Leave the pictures out and print every record below exactly as it stands.
━━━━━━━━
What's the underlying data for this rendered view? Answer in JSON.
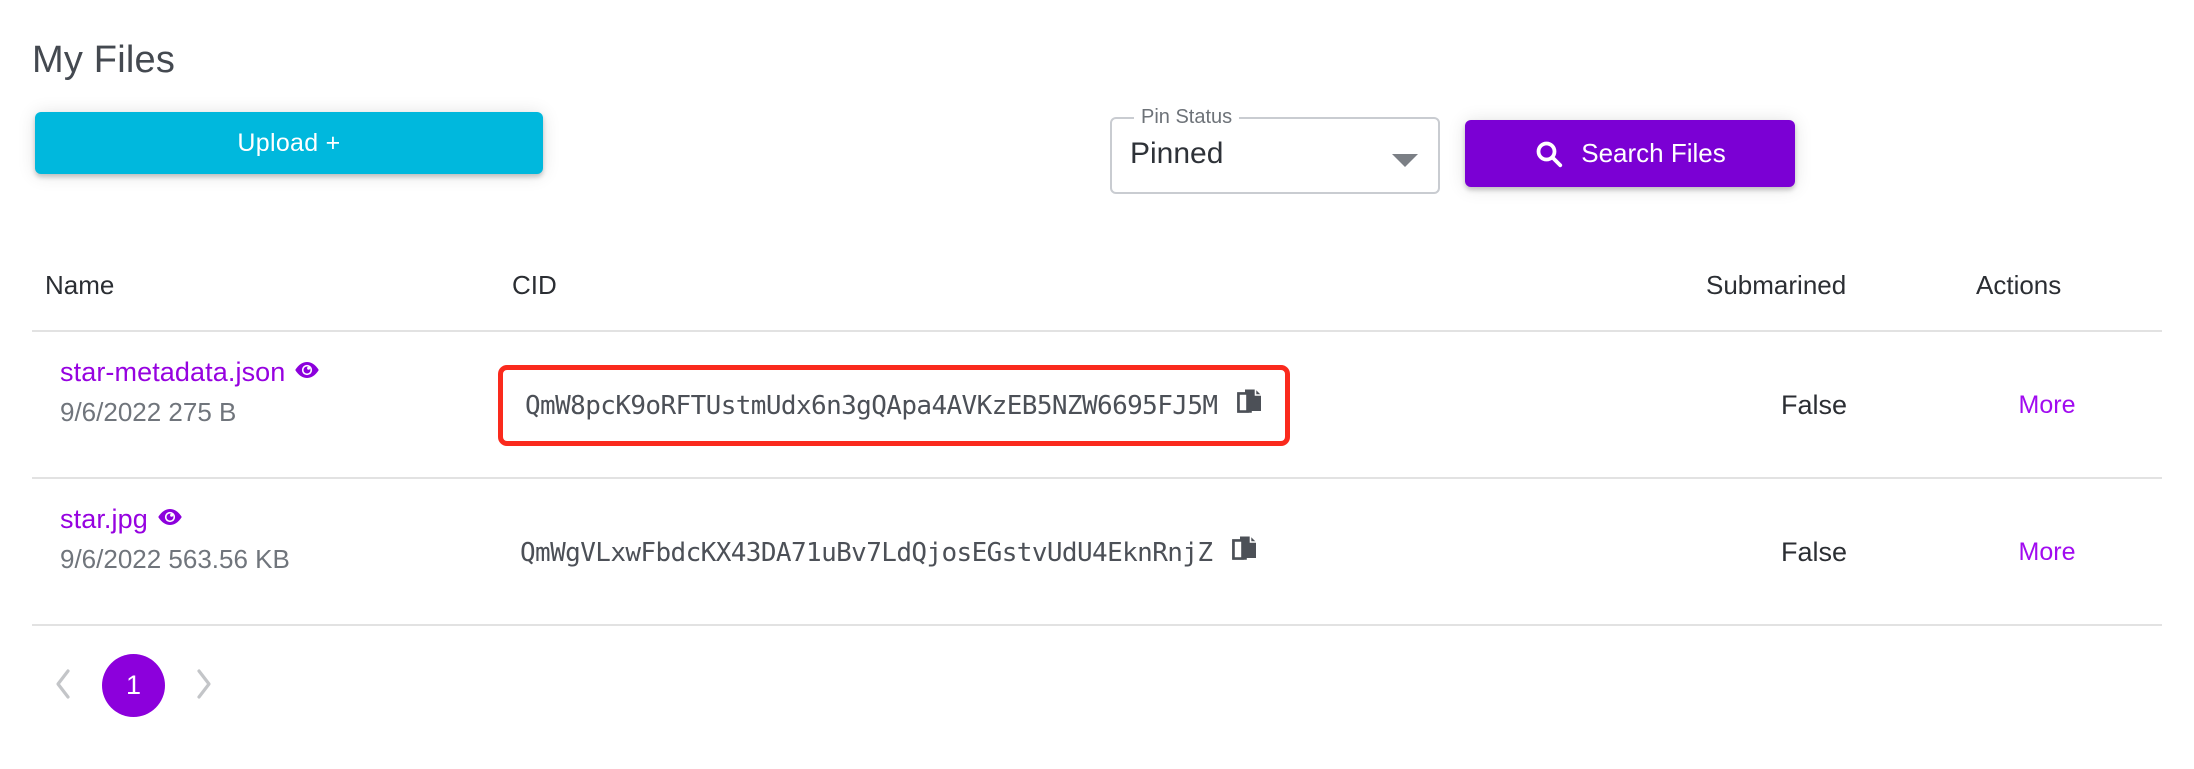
{
  "page": {
    "title": "My Files"
  },
  "toolbar": {
    "upload_label": "Upload +",
    "pin_status": {
      "legend": "Pin Status",
      "value": "Pinned",
      "caret_icon": "chevron-down-icon"
    },
    "search": {
      "label": "Search Files",
      "icon": "search-icon"
    }
  },
  "colors": {
    "upload_cyan": "#00b8dd",
    "brand_purple": "#7b00d4",
    "link_purple": "#9602e0",
    "highlight_red": "#fa2a1d",
    "divider_gray": "#e2e2e2"
  },
  "table": {
    "columns": [
      {
        "key": "name",
        "label": "Name"
      },
      {
        "key": "cid",
        "label": "CID"
      },
      {
        "key": "submarined",
        "label": "Submarined"
      },
      {
        "key": "actions",
        "label": "Actions"
      }
    ],
    "rows": [
      {
        "name": "star-metadata.json",
        "preview_icon": "eye-icon",
        "date": "9/6/2022",
        "size": "275 B",
        "meta": "9/6/2022 275 B",
        "cid": "QmW8pcK9oRFTUstmUdx6n3gQApa4AVKzEB5NZW6695FJ5M",
        "copy_icon": "copy-icon",
        "cid_highlighted": true,
        "submarined": "False",
        "action_label": "More"
      },
      {
        "name": "star.jpg",
        "preview_icon": "eye-icon",
        "date": "9/6/2022",
        "size": "563.56 KB",
        "meta": "9/6/2022 563.56 KB",
        "cid": "QmWgVLxwFbdcKX43DA71uBv7LdQjosEGstvUdU4EknRnjZ",
        "copy_icon": "copy-icon",
        "cid_highlighted": false,
        "submarined": "False",
        "action_label": "More"
      }
    ]
  },
  "pagination": {
    "prev_icon": "chevron-left-icon",
    "next_icon": "chevron-right-icon",
    "current_page": "1"
  }
}
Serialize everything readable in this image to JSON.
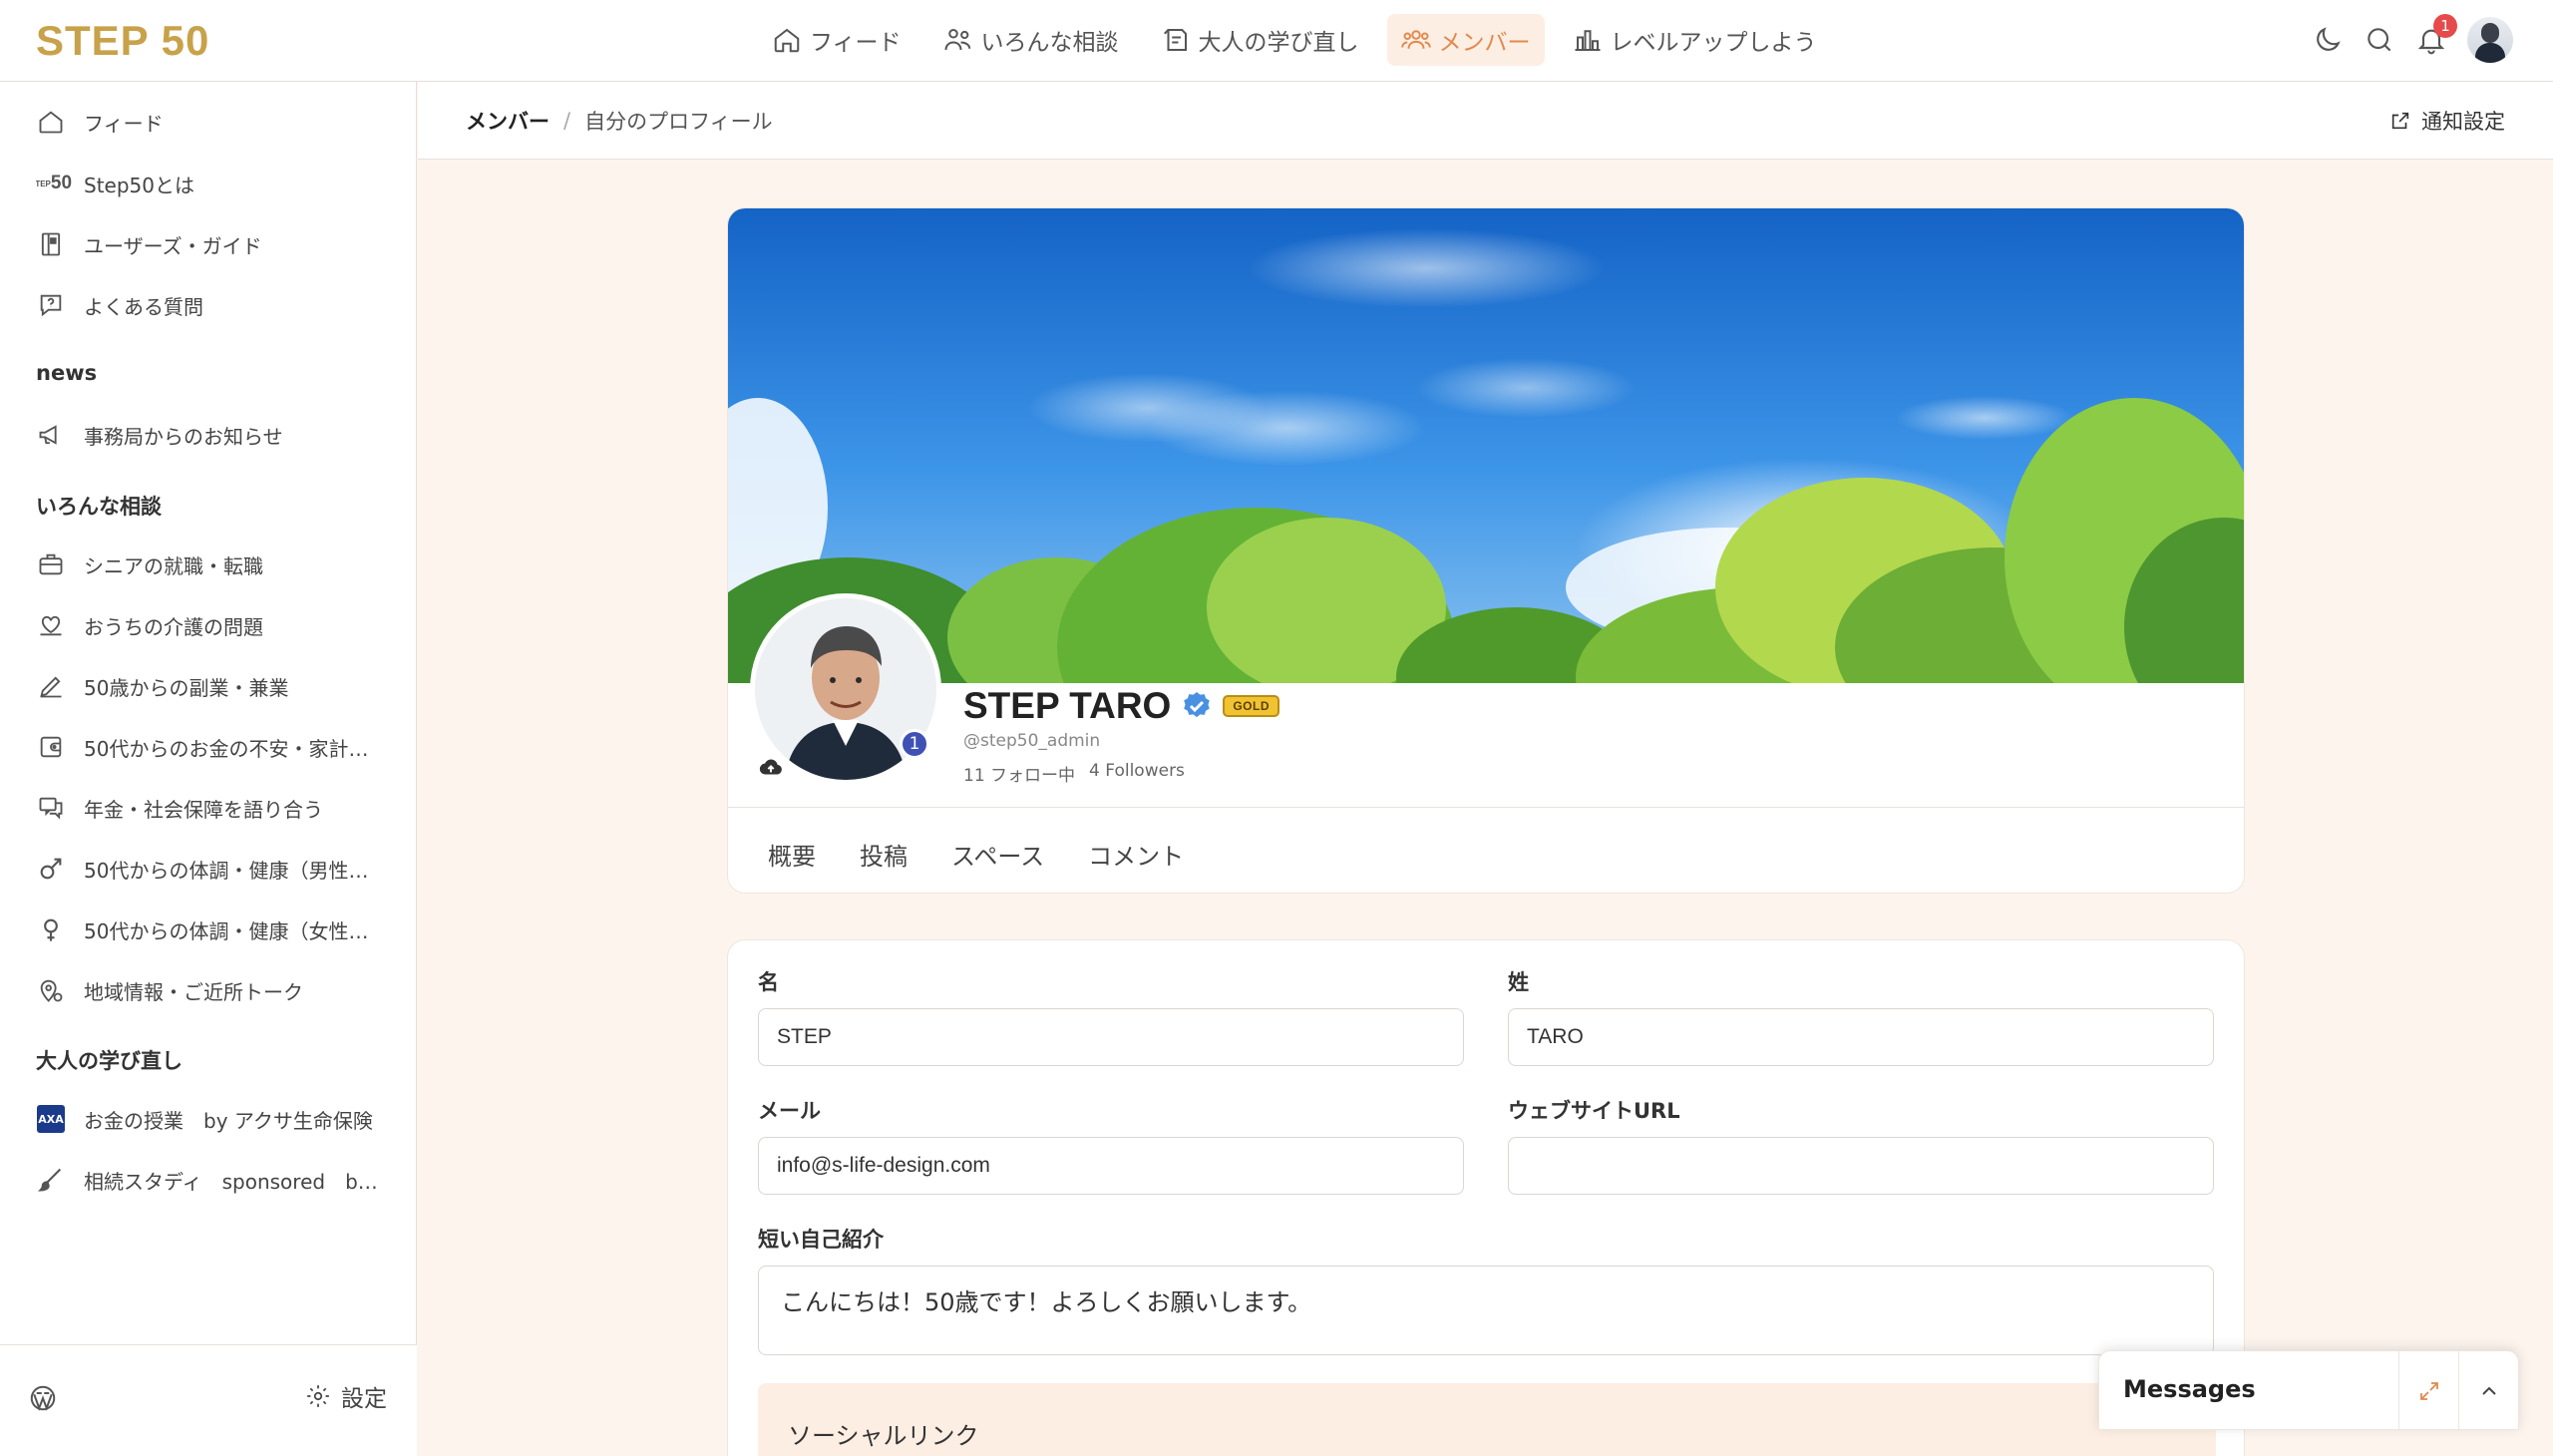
{
  "brand": {
    "logo_text": "STEP 50",
    "accent": "#c8a24a",
    "nav_active_color": "#e08a4e"
  },
  "topnav": {
    "items": [
      {
        "label": "フィード",
        "icon": "home-icon"
      },
      {
        "label": "いろんな相談",
        "icon": "people-icon"
      },
      {
        "label": "大人の学び直し",
        "icon": "notebook-icon"
      },
      {
        "label": "メンバー",
        "icon": "members-icon",
        "active": true
      },
      {
        "label": "レベルアップしよう",
        "icon": "chart-icon"
      }
    ],
    "notification_count": "1"
  },
  "sidebar": {
    "top_items": [
      {
        "label": "フィード",
        "icon": "home-icon"
      },
      {
        "label": "Step50とは",
        "icon": "step50-logo-icon",
        "icon_text": "STEP\n50"
      },
      {
        "label": "ユーザーズ・ガイド",
        "icon": "guide-book-icon"
      },
      {
        "label": "よくある質問",
        "icon": "question-bubble-icon"
      }
    ],
    "sections": [
      {
        "heading": "news",
        "items": [
          {
            "label": "事務局からのお知らせ",
            "icon": "megaphone-icon"
          }
        ]
      },
      {
        "heading": "いろんな相談",
        "items": [
          {
            "label": "シニアの就職・転職",
            "icon": "briefcase-icon"
          },
          {
            "label": "おうちの介護の問題",
            "icon": "care-heart-icon"
          },
          {
            "label": "50歳からの副業・兼業",
            "icon": "pen-icon"
          },
          {
            "label": "50代からのお金の不安・家計…",
            "icon": "wallet-icon"
          },
          {
            "label": "年金・社会保障を語り合う",
            "icon": "chat-icon"
          },
          {
            "label": "50代からの体調・健康（男性…",
            "icon": "male-icon"
          },
          {
            "label": "50代からの体調・健康（女性…",
            "icon": "female-icon"
          },
          {
            "label": "地域情報・ご近所トーク",
            "icon": "location-icon"
          }
        ]
      },
      {
        "heading": "大人の学び直し",
        "items": [
          {
            "label": "お金の授業　by アクサ生命保険",
            "icon": "axa-logo-icon",
            "icon_text": "AXA"
          },
          {
            "label": "相続スタディ　sponsored　b…",
            "icon": "brush-icon"
          }
        ]
      }
    ],
    "footer": {
      "settings_label": "設定"
    }
  },
  "breadcrumb": {
    "root": "メンバー",
    "separator": "/",
    "current": "自分のプロフィール",
    "notify_label": "通知設定"
  },
  "profile": {
    "name": "STEP TARO",
    "badge": "GOLD",
    "handle": "@step50_admin",
    "following_count": "11",
    "following_label": "フォロー中",
    "followers_count": "4",
    "followers_label": "Followers",
    "level": "1",
    "tabs": [
      "概要",
      "投稿",
      "スペース",
      "コメント"
    ]
  },
  "form": {
    "first_name_label": "名",
    "first_name_value": "STEP",
    "last_name_label": "姓",
    "last_name_value": "TARO",
    "email_label": "メール",
    "email_value": "info@s-life-design.com",
    "website_label": "ウェブサイトURL",
    "website_value": "",
    "bio_label": "短い自己紹介",
    "bio_value": "こんにちは！50歳です！よろしくお願いします。",
    "social_label": "ソーシャルリンク"
  },
  "messages": {
    "title": "Messages"
  }
}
━━━━━━━━
# Problem solution:
What's the underlying data for this rendered view? Answer in JSON.
{
  "page": {
    "title": "My Files"
  },
  "toolbar": {
    "upload_label": "Upload +",
    "pin_status": {
      "legend": "Pin Status",
      "value": "Pinned",
      "caret_icon": "chevron-down-icon"
    },
    "search": {
      "label": "Search Files",
      "icon": "search-icon"
    }
  },
  "colors": {
    "upload_cyan": "#00b8dd",
    "brand_purple": "#7b00d4",
    "link_purple": "#9602e0",
    "highlight_red": "#fa2a1d",
    "divider_gray": "#e2e2e2"
  },
  "table": {
    "columns": [
      {
        "key": "name",
        "label": "Name"
      },
      {
        "key": "cid",
        "label": "CID"
      },
      {
        "key": "submarined",
        "label": "Submarined"
      },
      {
        "key": "actions",
        "label": "Actions"
      }
    ],
    "rows": [
      {
        "name": "star-metadata.json",
        "preview_icon": "eye-icon",
        "date": "9/6/2022",
        "size": "275 B",
        "meta": "9/6/2022 275 B",
        "cid": "QmW8pcK9oRFTUstmUdx6n3gQApa4AVKzEB5NZW6695FJ5M",
        "copy_icon": "copy-icon",
        "cid_highlighted": true,
        "submarined": "False",
        "action_label": "More"
      },
      {
        "name": "star.jpg",
        "preview_icon": "eye-icon",
        "date": "9/6/2022",
        "size": "563.56 KB",
        "meta": "9/6/2022 563.56 KB",
        "cid": "QmWgVLxwFbdcKX43DA71uBv7LdQjosEGstvUdU4EknRnjZ",
        "copy_icon": "copy-icon",
        "cid_highlighted": false,
        "submarined": "False",
        "action_label": "More"
      }
    ]
  },
  "pagination": {
    "prev_icon": "chevron-left-icon",
    "next_icon": "chevron-right-icon",
    "current_page": "1"
  }
}
Serialize everything readable in this image to JSON.
{
  "brand": {
    "logo_text": "STEP 50",
    "accent": "#c8a24a",
    "nav_active_color": "#e08a4e"
  },
  "topnav": {
    "items": [
      {
        "label": "フィード",
        "icon": "home-icon"
      },
      {
        "label": "いろんな相談",
        "icon": "people-icon"
      },
      {
        "label": "大人の学び直し",
        "icon": "notebook-icon"
      },
      {
        "label": "メンバー",
        "icon": "members-icon",
        "active": true
      },
      {
        "label": "レベルアップしよう",
        "icon": "chart-icon"
      }
    ],
    "notification_count": "1"
  },
  "sidebar": {
    "top_items": [
      {
        "label": "フィード",
        "icon": "home-icon"
      },
      {
        "label": "Step50とは",
        "icon": "step50-logo-icon",
        "icon_text": "STEP\n50"
      },
      {
        "label": "ユーザーズ・ガイド",
        "icon": "guide-book-icon"
      },
      {
        "label": "よくある質問",
        "icon": "question-bubble-icon"
      }
    ],
    "sections": [
      {
        "heading": "news",
        "items": [
          {
            "label": "事務局からのお知らせ",
            "icon": "megaphone-icon"
          }
        ]
      },
      {
        "heading": "いろんな相談",
        "items": [
          {
            "label": "シニアの就職・転職",
            "icon": "briefcase-icon"
          },
          {
            "label": "おうちの介護の問題",
            "icon": "care-heart-icon"
          },
          {
            "label": "50歳からの副業・兼業",
            "icon": "pen-icon"
          },
          {
            "label": "50代からのお金の不安・家計…",
            "icon": "wallet-icon"
          },
          {
            "label": "年金・社会保障を語り合う",
            "icon": "chat-icon"
          },
          {
            "label": "50代からの体調・健康（男性…",
            "icon": "male-icon"
          },
          {
            "label": "50代からの体調・健康（女性…",
            "icon": "female-icon"
          },
          {
            "label": "地域情報・ご近所トーク",
            "icon": "location-icon"
          }
        ]
      },
      {
        "heading": "大人の学び直し",
        "items": [
          {
            "label": "お金の授業　by アクサ生命保険",
            "icon": "axa-logo-icon",
            "icon_text": "AXA"
          },
          {
            "label": "相続スタディ　sponsored　b…",
            "icon": "brush-icon"
          }
        ]
      }
    ],
    "footer": {
      "settings_label": "設定"
    }
  },
  "breadcrumb": {
    "root": "メンバー",
    "separator": "/",
    "current": "自分のプロフィール",
    "notify_label": "通知設定"
  },
  "profile": {
    "name": "STEP TARO",
    "badge": "GOLD",
    "handle": "@step50_admin",
    "following_count": "11",
    "following_label": "フォロー中",
    "followers_count": "4",
    "followers_label": "Followers",
    "level": "1",
    "tabs": [
      "概要",
      "投稿",
      "スペース",
      "コメント"
    ]
  },
  "form": {
    "first_name_label": "名",
    "first_name_value": "STEP",
    "last_name_label": "姓",
    "last_name_value": "TARO",
    "email_label": "メール",
    "email_value": "info@s-life-design.com",
    "website_label": "ウェブサイトURL",
    "website_value": "",
    "bio_label": "短い自己紹介",
    "bio_value": "こんにちは！50歳です！よろしくお願いします。",
    "social_label": "ソーシャルリンク"
  },
  "messages": {
    "title": "Messages"
  }
}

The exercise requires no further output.